EXERCISE INSTRUCTIONS = Scan each line of the records for the word "Северные" and extract the ones that have it.

[Raw records]
_ _ _ _
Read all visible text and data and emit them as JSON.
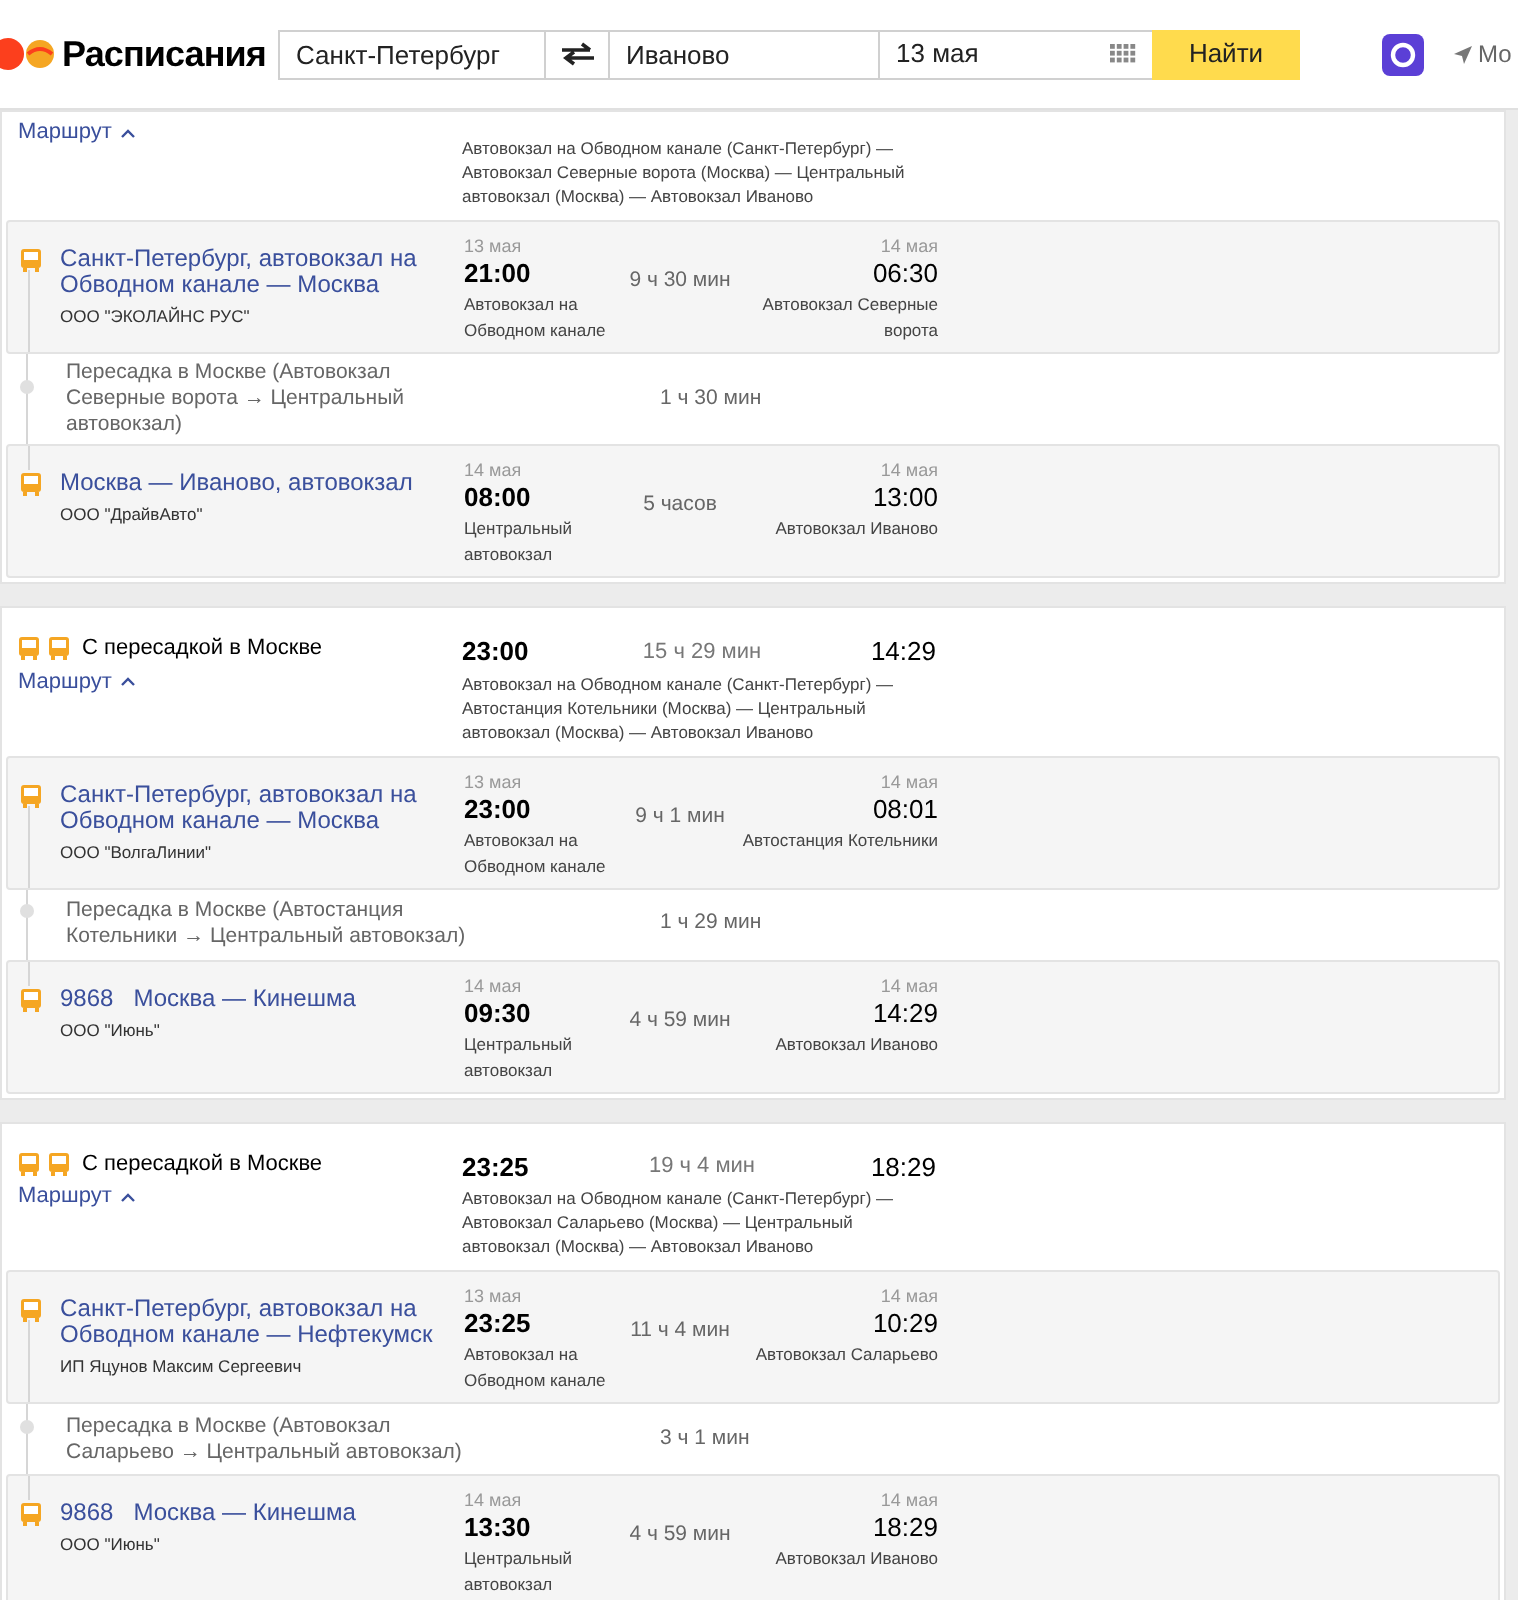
{
  "header": {
    "logo_text": "Расписания",
    "from": "Санкт-Петербург",
    "to": "Иваново",
    "date": "13 мая",
    "search_button": "Найти",
    "nav_text": "Мо"
  },
  "journeys": [
    {
      "route_link": "Маршрут",
      "expanded": true,
      "route_text": "Автовокзал на Обводном канале (Санкт-Петербург) — Автовокзал Северные ворота (Москва) — Центральный автовокзал (Москва) — Автовокзал Иваново",
      "segments": [
        {
          "kind": "trip",
          "title": "Санкт-Петербург, автовокзал на Обводном канале — Москва",
          "carrier": "ООО \"ЭКОЛАЙНС РУС\"",
          "dep_date": "13 мая",
          "dep_time": "21:00",
          "dep_station": "Автовокзал на Обводном канале",
          "duration": "9 ч 30 мин",
          "arr_date": "14 мая",
          "arr_time": "06:30",
          "arr_station": "Автовокзал Северные ворота"
        },
        {
          "kind": "transfer",
          "text": "Пересадка в Москве (Автовокзал Северные ворота → Центральный автовокзал)",
          "duration": "1 ч 30 мин"
        },
        {
          "kind": "trip",
          "title": "Москва — Иваново, автовокзал",
          "carrier": "ООО \"ДрайвАвто\"",
          "dep_date": "14 мая",
          "dep_time": "08:00",
          "dep_station": "Центральный автовокзал",
          "duration": "5 часов",
          "arr_date": "14 мая",
          "arr_time": "13:00",
          "arr_station": "Автовокзал Иваново"
        }
      ]
    },
    {
      "transports": [
        {
          "kind": "bus"
        },
        {
          "kind": "bus"
        }
      ],
      "title": "С пересадкой в Москве",
      "route_link": "Маршрут",
      "expanded": true,
      "dep_time": "23:00",
      "duration": "15 ч 29 мин",
      "arr_time": "14:29",
      "route_text": "Автовокзал на Обводном канале (Санкт-Петербург) — Автостанция Котельники (Москва) — Центральный автовокзал (Москва) — Автовокзал Иваново",
      "segments": [
        {
          "kind": "trip",
          "title": "Санкт-Петербург, автовокзал на Обводном канале — Москва",
          "carrier": "ООО \"ВолгаЛинии\"",
          "dep_date": "13 мая",
          "dep_time": "23:00",
          "dep_station": "Автовокзал на Обводном канале",
          "duration": "9 ч 1 мин",
          "arr_date": "14 мая",
          "arr_time": "08:01",
          "arr_station": "Автостанция Котельники"
        },
        {
          "kind": "transfer",
          "text": "Пересадка в Москве (Автостанция Котельники → Центральный автовокзал)",
          "duration": "1 ч 29 мин"
        },
        {
          "kind": "trip",
          "number": "9868",
          "title": "Москва — Кинешма",
          "carrier": "ООО \"Июнь\"",
          "dep_date": "14 мая",
          "dep_time": "09:30",
          "dep_station": "Центральный автовокзал",
          "duration": "4 ч 59 мин",
          "arr_date": "14 мая",
          "arr_time": "14:29",
          "arr_station": "Автовокзал Иваново"
        }
      ]
    },
    {
      "transports": [
        {
          "kind": "bus"
        },
        {
          "kind": "bus"
        }
      ],
      "title": "С пересадкой в Москве",
      "route_link": "Маршрут",
      "expanded": true,
      "dep_time": "23:25",
      "duration": "19 ч 4 мин",
      "arr_time": "18:29",
      "route_text": "Автовокзал на Обводном канале (Санкт-Петербург) — Автовокзал Саларьево (Москва) — Центральный автовокзал (Москва) — Автовокзал Иваново",
      "segments": [
        {
          "kind": "trip",
          "title": "Санкт-Петербург, автовокзал на Обводном канале — Нефтекумск",
          "carrier": "ИП Яцунов Максим Сергеевич",
          "dep_date": "13 мая",
          "dep_time": "23:25",
          "dep_station": "Автовокзал на Обводном канале",
          "duration": "11 ч 4 мин",
          "arr_date": "14 мая",
          "arr_time": "10:29",
          "arr_station": "Автовокзал Саларьево"
        },
        {
          "kind": "transfer",
          "text": "Пересадка в Москве (Автовокзал Саларьево → Центральный автовокзал)",
          "duration": "3 ч 1 мин"
        },
        {
          "kind": "trip",
          "number": "9868",
          "title": "Москва — Кинешма",
          "carrier": "ООО \"Июнь\"",
          "dep_date": "14 мая",
          "dep_time": "13:30",
          "dep_station": "Центральный автовокзал",
          "duration": "4 ч 59 мин",
          "arr_date": "14 мая",
          "arr_time": "18:29",
          "arr_station": "Автовокзал Иваново"
        }
      ]
    }
  ]
}
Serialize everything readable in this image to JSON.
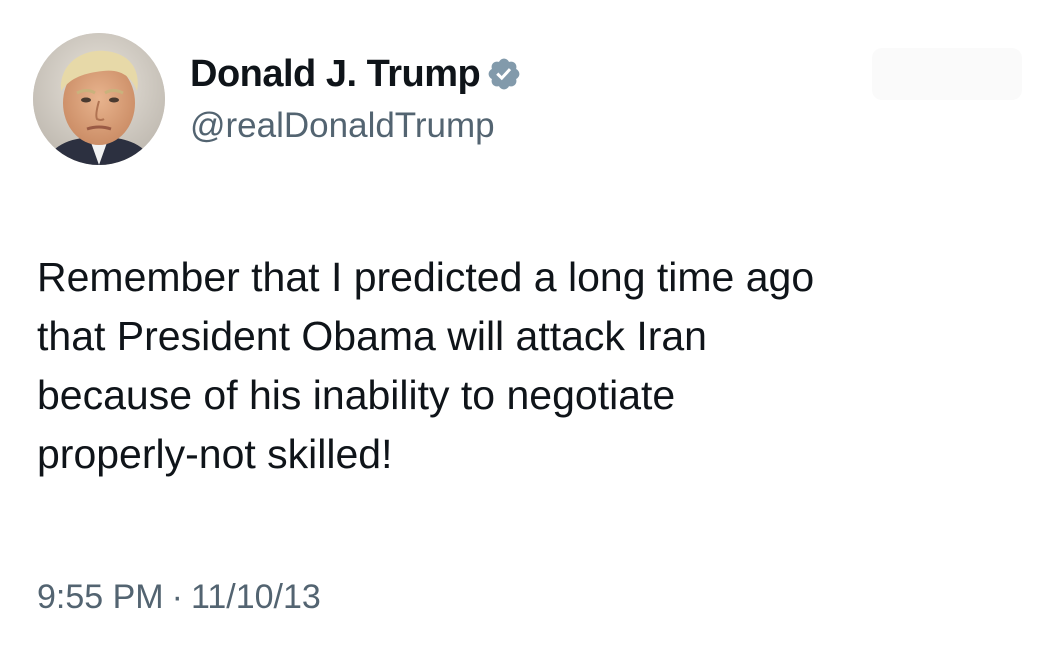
{
  "tweet": {
    "author": {
      "display_name": "Donald J. Trump",
      "handle": "@realDonaldTrump",
      "verified": true,
      "verified_icon": "verified-badge-icon",
      "verified_color": "#829aab"
    },
    "text_lines": [
      "Remember that I predicted a long time ago",
      "that President Obama will attack Iran",
      "because of his inability to negotiate",
      "properly-not skilled!"
    ],
    "time": "9:55 PM",
    "separator": "·",
    "date": "11/10/13"
  },
  "colors": {
    "text_primary": "#0f1419",
    "text_secondary": "#536471",
    "background": "#ffffff"
  }
}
_ _ _ _
PROBLEM SOLUTION =
      "route_text": "Автовокзал на Обводном канале (Санкт-Петербург) — Автовокзал Северные ворота (Москва) — Центральный автовокзал (Москва) — Автовокзал Иваново",
          "arr_station": "Автовокзал Северные ворота"
          "text": "Пересадка в Москве (Автовокзал Северные ворота → Центральный автовокзал)",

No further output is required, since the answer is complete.